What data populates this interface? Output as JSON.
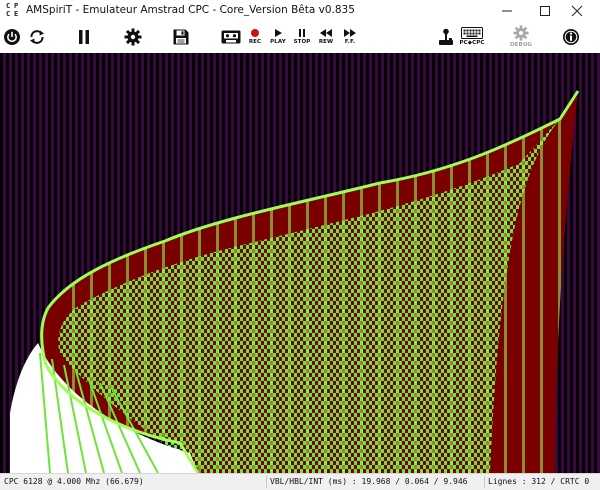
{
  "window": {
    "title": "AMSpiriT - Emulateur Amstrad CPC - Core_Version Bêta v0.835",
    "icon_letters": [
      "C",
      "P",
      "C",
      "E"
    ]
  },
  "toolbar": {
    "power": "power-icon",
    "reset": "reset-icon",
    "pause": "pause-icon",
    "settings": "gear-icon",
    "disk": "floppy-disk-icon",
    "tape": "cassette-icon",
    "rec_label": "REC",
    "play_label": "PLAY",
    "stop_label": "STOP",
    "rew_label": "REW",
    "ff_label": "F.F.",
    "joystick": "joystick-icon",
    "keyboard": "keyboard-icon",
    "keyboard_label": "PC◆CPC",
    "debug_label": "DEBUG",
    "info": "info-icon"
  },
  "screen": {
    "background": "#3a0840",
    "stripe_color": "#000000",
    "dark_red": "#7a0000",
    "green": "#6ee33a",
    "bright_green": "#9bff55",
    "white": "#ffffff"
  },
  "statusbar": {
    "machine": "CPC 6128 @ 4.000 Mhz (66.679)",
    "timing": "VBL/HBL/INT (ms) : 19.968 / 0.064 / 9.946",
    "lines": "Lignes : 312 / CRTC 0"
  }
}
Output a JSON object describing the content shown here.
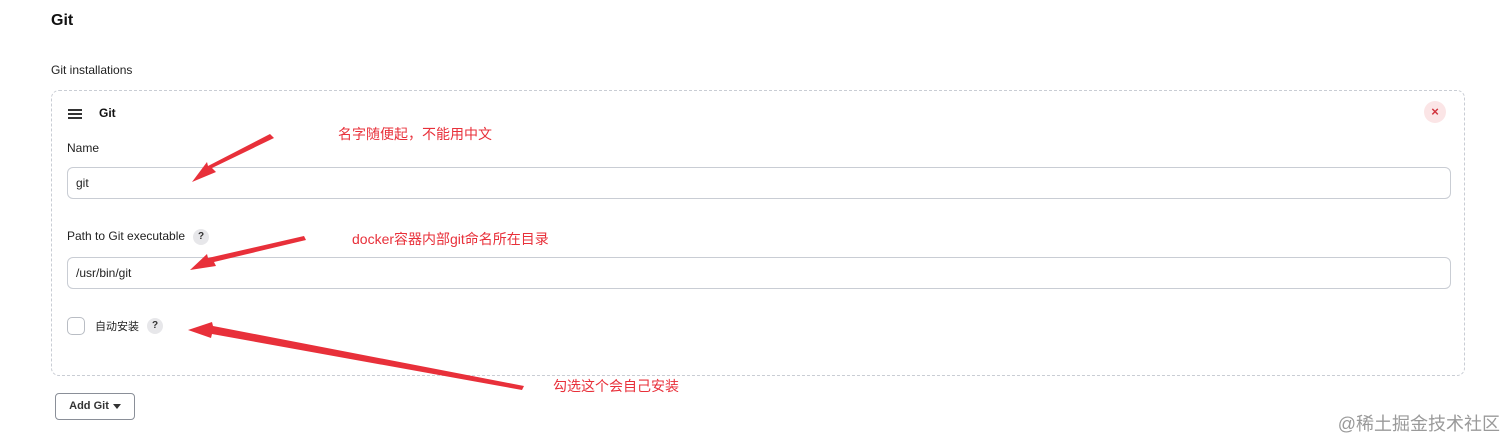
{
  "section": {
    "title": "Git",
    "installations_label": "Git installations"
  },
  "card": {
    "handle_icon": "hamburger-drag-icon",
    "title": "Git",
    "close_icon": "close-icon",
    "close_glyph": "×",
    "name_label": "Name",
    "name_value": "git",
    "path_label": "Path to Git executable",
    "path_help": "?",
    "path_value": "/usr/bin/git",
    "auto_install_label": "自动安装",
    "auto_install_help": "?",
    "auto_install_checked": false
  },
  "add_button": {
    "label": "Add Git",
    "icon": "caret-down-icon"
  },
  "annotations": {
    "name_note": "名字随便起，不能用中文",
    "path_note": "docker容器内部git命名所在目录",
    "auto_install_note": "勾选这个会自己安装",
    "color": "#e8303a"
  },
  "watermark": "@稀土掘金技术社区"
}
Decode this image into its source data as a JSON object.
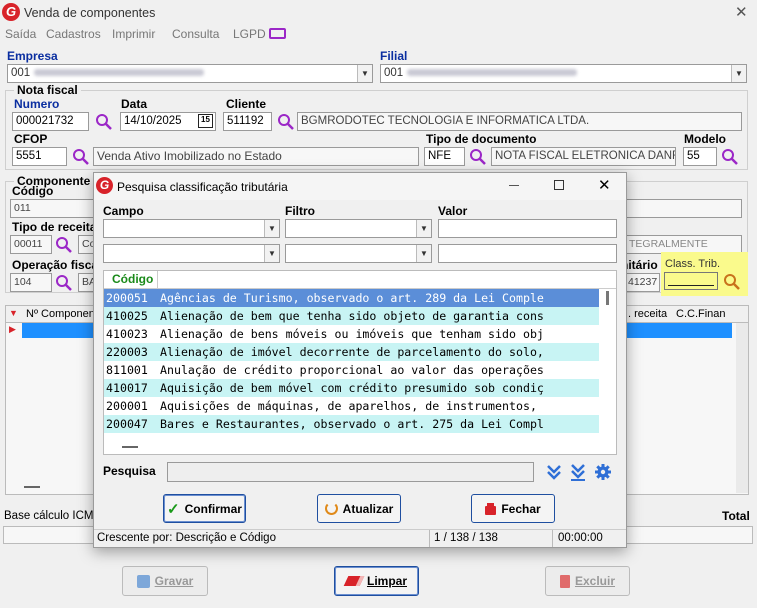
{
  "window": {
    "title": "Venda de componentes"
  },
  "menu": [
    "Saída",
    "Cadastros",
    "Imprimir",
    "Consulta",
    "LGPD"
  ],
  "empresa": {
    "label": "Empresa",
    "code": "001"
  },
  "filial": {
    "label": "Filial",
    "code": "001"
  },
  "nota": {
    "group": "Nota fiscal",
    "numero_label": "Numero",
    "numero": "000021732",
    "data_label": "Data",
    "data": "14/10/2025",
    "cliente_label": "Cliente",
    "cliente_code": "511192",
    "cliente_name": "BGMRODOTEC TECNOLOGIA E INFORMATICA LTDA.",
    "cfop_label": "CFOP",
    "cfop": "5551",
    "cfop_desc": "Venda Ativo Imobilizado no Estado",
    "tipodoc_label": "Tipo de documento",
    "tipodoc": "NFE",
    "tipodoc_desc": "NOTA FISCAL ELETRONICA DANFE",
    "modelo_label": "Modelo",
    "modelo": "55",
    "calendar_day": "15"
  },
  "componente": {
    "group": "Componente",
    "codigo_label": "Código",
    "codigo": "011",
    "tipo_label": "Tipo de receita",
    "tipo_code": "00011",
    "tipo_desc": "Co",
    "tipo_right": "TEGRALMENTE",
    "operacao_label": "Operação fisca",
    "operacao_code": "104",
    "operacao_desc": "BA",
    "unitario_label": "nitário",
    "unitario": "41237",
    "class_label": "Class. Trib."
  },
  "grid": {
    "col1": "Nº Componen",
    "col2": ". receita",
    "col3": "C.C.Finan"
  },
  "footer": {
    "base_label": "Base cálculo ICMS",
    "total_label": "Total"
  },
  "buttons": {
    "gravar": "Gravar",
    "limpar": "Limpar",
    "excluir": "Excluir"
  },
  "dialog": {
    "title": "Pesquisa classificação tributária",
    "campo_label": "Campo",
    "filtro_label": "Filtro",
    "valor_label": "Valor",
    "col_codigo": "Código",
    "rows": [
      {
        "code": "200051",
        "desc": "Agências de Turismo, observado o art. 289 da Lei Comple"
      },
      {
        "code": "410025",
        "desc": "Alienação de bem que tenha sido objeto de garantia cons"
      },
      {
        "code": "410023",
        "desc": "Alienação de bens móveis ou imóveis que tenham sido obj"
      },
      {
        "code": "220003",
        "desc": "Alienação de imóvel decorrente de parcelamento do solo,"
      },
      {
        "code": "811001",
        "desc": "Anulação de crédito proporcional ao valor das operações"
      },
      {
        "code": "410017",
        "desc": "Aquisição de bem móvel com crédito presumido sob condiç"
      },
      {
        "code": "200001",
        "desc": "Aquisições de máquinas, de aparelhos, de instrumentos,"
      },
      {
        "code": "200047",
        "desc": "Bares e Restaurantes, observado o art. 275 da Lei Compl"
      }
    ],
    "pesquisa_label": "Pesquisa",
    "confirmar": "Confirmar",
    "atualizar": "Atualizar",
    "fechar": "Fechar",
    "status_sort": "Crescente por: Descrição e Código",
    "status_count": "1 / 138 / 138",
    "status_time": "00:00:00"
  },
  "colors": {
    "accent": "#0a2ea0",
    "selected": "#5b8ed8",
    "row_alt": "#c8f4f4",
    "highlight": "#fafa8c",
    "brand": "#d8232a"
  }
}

• Task prompt
Repeat the records above exactly, omitting every picture.

• Response below
What data populates this interface? Output as JSON.
{
  "window": {
    "title": "AMSpiriT - Emulateur Amstrad CPC - Core_Version Bêta v0.835",
    "icon_letters": [
      "C",
      "P",
      "C",
      "E"
    ]
  },
  "toolbar": {
    "power": "power-icon",
    "reset": "reset-icon",
    "pause": "pause-icon",
    "settings": "gear-icon",
    "disk": "floppy-disk-icon",
    "tape": "cassette-icon",
    "rec_label": "REC",
    "play_label": "PLAY",
    "stop_label": "STOP",
    "rew_label": "REW",
    "ff_label": "F.F.",
    "joystick": "joystick-icon",
    "keyboard": "keyboard-icon",
    "keyboard_label": "PC◆CPC",
    "debug_label": "DEBUG",
    "info": "info-icon"
  },
  "screen": {
    "background": "#3a0840",
    "stripe_color": "#000000",
    "dark_red": "#7a0000",
    "green": "#6ee33a",
    "bright_green": "#9bff55",
    "white": "#ffffff"
  },
  "statusbar": {
    "machine": "CPC 6128 @ 4.000 Mhz (66.679)",
    "timing": "VBL/HBL/INT (ms) : 19.968 / 0.064 / 9.946",
    "lines": "Lignes : 312 / CRTC 0"
  }
}
Output a JSON object describing the content shown here.
{
  "section": {
    "title": "Git",
    "installations_label": "Git installations"
  },
  "card": {
    "handle_icon": "hamburger-drag-icon",
    "title": "Git",
    "close_icon": "close-icon",
    "close_glyph": "×",
    "name_label": "Name",
    "name_value": "git",
    "path_label": "Path to Git executable",
    "path_help": "?",
    "path_value": "/usr/bin/git",
    "auto_install_label": "自动安装",
    "auto_install_help": "?",
    "auto_install_checked": false
  },
  "add_button": {
    "label": "Add Git",
    "icon": "caret-down-icon"
  },
  "annotations": {
    "name_note": "名字随便起，不能用中文",
    "path_note": "docker容器内部git命名所在目录",
    "auto_install_note": "勾选这个会自己安装",
    "color": "#e8303a"
  },
  "watermark": "@稀土掘金技术社区"
}
Decode this image into its source data as a JSON object.
{
  "window": {
    "title": "Venda de componentes"
  },
  "menu": [
    "Saída",
    "Cadastros",
    "Imprimir",
    "Consulta",
    "LGPD"
  ],
  "empresa": {
    "label": "Empresa",
    "code": "001"
  },
  "filial": {
    "label": "Filial",
    "code": "001"
  },
  "nota": {
    "group": "Nota fiscal",
    "numero_label": "Numero",
    "numero": "000021732",
    "data_label": "Data",
    "data": "14/10/2025",
    "cliente_label": "Cliente",
    "cliente_code": "511192",
    "cliente_name": "BGMRODOTEC TECNOLOGIA E INFORMATICA LTDA.",
    "cfop_label": "CFOP",
    "cfop": "5551",
    "cfop_desc": "Venda Ativo Imobilizado no Estado",
    "tipodoc_label": "Tipo de documento",
    "tipodoc": "NFE",
    "tipodoc_desc": "NOTA FISCAL ELETRONICA DANFE",
    "modelo_label": "Modelo",
    "modelo": "55",
    "calendar_day": "15"
  },
  "componente": {
    "group": "Componente",
    "codigo_label": "Código",
    "codigo": "011",
    "tipo_label": "Tipo de receita",
    "tipo_code": "00011",
    "tipo_desc": "Co",
    "tipo_right": "TEGRALMENTE",
    "operacao_label": "Operação fisca",
    "operacao_code": "104",
    "operacao_desc": "BA",
    "unitario_label": "nitário",
    "unitario": "41237",
    "class_label": "Class. Trib."
  },
  "grid": {
    "col1": "Nº Componen",
    "col2": ". receita",
    "col3": "C.C.Finan"
  },
  "footer": {
    "base_label": "Base cálculo ICMS",
    "total_label": "Total"
  },
  "buttons": {
    "gravar": "Gravar",
    "limpar": "Limpar",
    "excluir": "Excluir"
  },
  "dialog": {
    "title": "Pesquisa classificação tributária",
    "campo_label": "Campo",
    "filtro_label": "Filtro",
    "valor_label": "Valor",
    "col_codigo": "Código",
    "rows": [
      {
        "code": "200051",
        "desc": "Agências de Turismo, observado o art. 289 da Lei Comple"
      },
      {
        "code": "410025",
        "desc": "Alienação de bem que tenha sido objeto de garantia cons"
      },
      {
        "code": "410023",
        "desc": "Alienação de bens móveis ou imóveis que tenham sido obj"
      },
      {
        "code": "220003",
        "desc": "Alienação de imóvel decorrente de parcelamento do solo,"
      },
      {
        "code": "811001",
        "desc": "Anulação de crédito proporcional ao valor das operações"
      },
      {
        "code": "410017",
        "desc": "Aquisição de bem móvel com crédito presumido sob condiç"
      },
      {
        "code": "200001",
        "desc": "Aquisições de máquinas, de aparelhos, de instrumentos,"
      },
      {
        "code": "200047",
        "desc": "Bares e Restaurantes, observado o art. 275 da Lei Compl"
      }
    ],
    "pesquisa_label": "Pesquisa",
    "confirmar": "Confirmar",
    "atualizar": "Atualizar",
    "fechar": "Fechar",
    "status_sort": "Crescente por: Descrição e Código",
    "status_count": "1 / 138 / 138",
    "status_time": "00:00:00"
  },
  "colors": {
    "accent": "#0a2ea0",
    "selected": "#5b8ed8",
    "row_alt": "#c8f4f4",
    "highlight": "#fafa8c",
    "brand": "#d8232a"
  }
}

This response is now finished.